▸ **INPUT**
= = =

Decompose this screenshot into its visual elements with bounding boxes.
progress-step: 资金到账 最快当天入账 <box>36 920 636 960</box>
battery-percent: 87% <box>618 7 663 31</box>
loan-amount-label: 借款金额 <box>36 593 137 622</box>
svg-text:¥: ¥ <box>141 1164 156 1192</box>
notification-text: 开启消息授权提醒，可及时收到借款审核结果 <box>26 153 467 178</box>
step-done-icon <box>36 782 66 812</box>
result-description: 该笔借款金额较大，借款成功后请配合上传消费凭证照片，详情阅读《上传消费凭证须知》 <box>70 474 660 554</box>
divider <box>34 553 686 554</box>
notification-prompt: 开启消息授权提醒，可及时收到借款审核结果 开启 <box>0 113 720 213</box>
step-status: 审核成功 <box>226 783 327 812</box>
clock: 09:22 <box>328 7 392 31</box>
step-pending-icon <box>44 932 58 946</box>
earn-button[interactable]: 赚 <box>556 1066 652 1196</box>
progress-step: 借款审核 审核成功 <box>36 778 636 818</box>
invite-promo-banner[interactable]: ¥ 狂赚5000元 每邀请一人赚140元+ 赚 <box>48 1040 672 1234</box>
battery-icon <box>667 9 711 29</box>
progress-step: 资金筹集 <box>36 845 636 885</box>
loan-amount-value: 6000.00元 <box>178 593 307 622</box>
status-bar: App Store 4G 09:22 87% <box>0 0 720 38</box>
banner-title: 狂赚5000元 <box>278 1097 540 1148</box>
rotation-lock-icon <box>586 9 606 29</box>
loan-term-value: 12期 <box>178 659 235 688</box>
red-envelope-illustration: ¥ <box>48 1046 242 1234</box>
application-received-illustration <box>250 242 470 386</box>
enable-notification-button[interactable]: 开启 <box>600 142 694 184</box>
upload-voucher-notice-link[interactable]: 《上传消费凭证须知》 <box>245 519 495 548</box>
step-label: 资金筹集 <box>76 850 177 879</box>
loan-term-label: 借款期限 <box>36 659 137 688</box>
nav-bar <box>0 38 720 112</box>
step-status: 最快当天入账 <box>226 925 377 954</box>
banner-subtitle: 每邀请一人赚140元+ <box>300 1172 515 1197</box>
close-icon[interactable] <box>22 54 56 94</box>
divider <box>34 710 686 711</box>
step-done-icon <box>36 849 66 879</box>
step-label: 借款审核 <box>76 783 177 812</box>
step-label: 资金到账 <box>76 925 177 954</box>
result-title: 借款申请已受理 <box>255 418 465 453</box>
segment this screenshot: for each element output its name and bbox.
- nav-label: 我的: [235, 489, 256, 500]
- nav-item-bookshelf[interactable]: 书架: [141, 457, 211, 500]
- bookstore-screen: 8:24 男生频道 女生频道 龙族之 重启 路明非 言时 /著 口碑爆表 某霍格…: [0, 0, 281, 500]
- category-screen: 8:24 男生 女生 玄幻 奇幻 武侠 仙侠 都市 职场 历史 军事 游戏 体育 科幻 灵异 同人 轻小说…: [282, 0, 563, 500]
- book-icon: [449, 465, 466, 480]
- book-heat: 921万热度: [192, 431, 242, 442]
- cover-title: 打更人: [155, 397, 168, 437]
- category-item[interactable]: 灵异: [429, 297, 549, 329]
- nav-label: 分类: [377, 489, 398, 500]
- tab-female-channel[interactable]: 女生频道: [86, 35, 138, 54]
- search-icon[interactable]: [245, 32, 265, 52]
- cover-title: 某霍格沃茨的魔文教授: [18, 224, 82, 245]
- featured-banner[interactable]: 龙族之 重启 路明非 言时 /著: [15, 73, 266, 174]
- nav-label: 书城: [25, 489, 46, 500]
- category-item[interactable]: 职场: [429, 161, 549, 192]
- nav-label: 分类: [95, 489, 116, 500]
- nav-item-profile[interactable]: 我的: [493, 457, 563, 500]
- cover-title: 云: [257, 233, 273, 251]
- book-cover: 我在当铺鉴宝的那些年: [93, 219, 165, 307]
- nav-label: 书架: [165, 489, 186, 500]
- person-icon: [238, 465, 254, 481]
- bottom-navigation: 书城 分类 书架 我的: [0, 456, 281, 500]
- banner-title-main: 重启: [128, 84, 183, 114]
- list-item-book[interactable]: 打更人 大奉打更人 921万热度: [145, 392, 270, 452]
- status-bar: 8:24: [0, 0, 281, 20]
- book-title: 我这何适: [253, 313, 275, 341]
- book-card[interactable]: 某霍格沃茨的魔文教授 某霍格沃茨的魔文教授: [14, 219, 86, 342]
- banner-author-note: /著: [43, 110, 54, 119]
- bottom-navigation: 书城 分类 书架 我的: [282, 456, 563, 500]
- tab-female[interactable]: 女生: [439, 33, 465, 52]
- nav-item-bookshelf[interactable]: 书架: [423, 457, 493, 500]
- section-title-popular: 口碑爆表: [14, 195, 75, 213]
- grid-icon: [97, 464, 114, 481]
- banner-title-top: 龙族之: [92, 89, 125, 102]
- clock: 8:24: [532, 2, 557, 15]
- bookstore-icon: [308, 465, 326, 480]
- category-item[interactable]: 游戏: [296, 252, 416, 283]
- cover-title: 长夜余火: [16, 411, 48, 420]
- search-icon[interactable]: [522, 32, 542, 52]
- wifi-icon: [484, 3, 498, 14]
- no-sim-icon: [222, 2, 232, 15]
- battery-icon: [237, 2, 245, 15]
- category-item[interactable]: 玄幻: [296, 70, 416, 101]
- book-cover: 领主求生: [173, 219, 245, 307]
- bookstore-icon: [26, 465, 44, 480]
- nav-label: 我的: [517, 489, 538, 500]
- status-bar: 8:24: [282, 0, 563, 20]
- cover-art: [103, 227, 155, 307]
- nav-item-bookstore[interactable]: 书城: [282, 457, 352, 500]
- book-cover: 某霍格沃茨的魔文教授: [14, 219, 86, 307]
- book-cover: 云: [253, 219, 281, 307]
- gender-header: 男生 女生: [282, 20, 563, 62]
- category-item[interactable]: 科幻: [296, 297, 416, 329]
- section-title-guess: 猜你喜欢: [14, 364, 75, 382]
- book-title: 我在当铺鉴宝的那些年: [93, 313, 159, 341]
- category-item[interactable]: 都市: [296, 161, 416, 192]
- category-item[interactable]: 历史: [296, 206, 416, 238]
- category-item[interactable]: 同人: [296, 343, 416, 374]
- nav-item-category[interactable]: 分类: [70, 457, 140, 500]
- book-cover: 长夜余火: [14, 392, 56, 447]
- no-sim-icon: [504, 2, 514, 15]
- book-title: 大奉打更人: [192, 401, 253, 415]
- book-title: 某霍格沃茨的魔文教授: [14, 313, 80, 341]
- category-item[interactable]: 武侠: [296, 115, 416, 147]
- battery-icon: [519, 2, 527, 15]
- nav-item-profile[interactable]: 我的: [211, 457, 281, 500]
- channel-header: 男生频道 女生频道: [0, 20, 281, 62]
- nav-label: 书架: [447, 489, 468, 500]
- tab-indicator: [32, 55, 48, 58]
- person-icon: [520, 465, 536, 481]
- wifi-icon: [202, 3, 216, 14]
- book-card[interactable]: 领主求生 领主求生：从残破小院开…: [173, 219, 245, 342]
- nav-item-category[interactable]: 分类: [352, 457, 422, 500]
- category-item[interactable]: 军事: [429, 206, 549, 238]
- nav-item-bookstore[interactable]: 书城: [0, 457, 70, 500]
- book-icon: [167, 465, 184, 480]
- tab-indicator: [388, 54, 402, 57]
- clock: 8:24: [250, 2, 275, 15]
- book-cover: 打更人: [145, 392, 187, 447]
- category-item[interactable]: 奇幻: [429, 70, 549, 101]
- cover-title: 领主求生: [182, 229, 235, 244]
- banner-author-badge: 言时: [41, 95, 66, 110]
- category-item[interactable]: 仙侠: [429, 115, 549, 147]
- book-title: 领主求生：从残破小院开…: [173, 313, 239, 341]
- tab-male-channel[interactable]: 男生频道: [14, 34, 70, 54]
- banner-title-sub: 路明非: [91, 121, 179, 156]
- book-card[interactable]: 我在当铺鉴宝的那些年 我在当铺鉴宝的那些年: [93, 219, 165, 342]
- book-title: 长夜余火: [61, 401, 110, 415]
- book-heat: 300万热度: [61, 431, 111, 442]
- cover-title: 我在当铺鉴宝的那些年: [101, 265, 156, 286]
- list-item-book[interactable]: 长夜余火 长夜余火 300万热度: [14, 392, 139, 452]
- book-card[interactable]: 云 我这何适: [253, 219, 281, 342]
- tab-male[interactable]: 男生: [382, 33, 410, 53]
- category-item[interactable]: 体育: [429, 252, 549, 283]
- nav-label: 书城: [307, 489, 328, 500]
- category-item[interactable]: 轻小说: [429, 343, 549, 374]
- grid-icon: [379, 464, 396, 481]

= = =

▸ **PROBLEM TO WORK ON**
Copy the lines verbatim, from the first line of the records through the line containing "enable-notification-button[interactable]: 开启 <box>600".

▸ **ANSWER IN FULL**
Decompose this screenshot into its visual elements with bounding boxes.
progress-step: 资金到账 最快当天入账 <box>36 920 636 960</box>
battery-percent: 87% <box>618 7 663 31</box>
loan-amount-label: 借款金额 <box>36 593 137 622</box>
svg-text:¥: ¥ <box>141 1164 156 1192</box>
notification-text: 开启消息授权提醒，可及时收到借款审核结果 <box>26 153 467 178</box>
step-done-icon <box>36 782 66 812</box>
result-description: 该笔借款金额较大，借款成功后请配合上传消费凭证照片，详情阅读《上传消费凭证须知》 <box>70 474 660 554</box>
divider <box>34 553 686 554</box>
notification-prompt: 开启消息授权提醒，可及时收到借款审核结果 开启 <box>0 113 720 213</box>
step-status: 审核成功 <box>226 783 327 812</box>
clock: 09:22 <box>328 7 392 31</box>
step-pending-icon <box>44 932 58 946</box>
earn-button[interactable]: 赚 <box>556 1066 652 1196</box>
progress-step: 借款审核 审核成功 <box>36 778 636 818</box>
invite-promo-banner[interactable]: ¥ 狂赚5000元 每邀请一人赚140元+ 赚 <box>48 1040 672 1234</box>
battery-icon <box>667 9 711 29</box>
progress-step: 资金筹集 <box>36 845 636 885</box>
loan-amount-value: 6000.00元 <box>178 593 307 622</box>
status-bar: App Store 4G 09:22 87% <box>0 0 720 38</box>
banner-title: 狂赚5000元 <box>278 1097 540 1148</box>
rotation-lock-icon <box>586 9 606 29</box>
loan-term-value: 12期 <box>178 659 235 688</box>
red-envelope-illustration: ¥ <box>48 1046 242 1234</box>
application-received-illustration <box>250 242 470 386</box>
enable-notification-button[interactable]: 开启 <box>600 142 694 184</box>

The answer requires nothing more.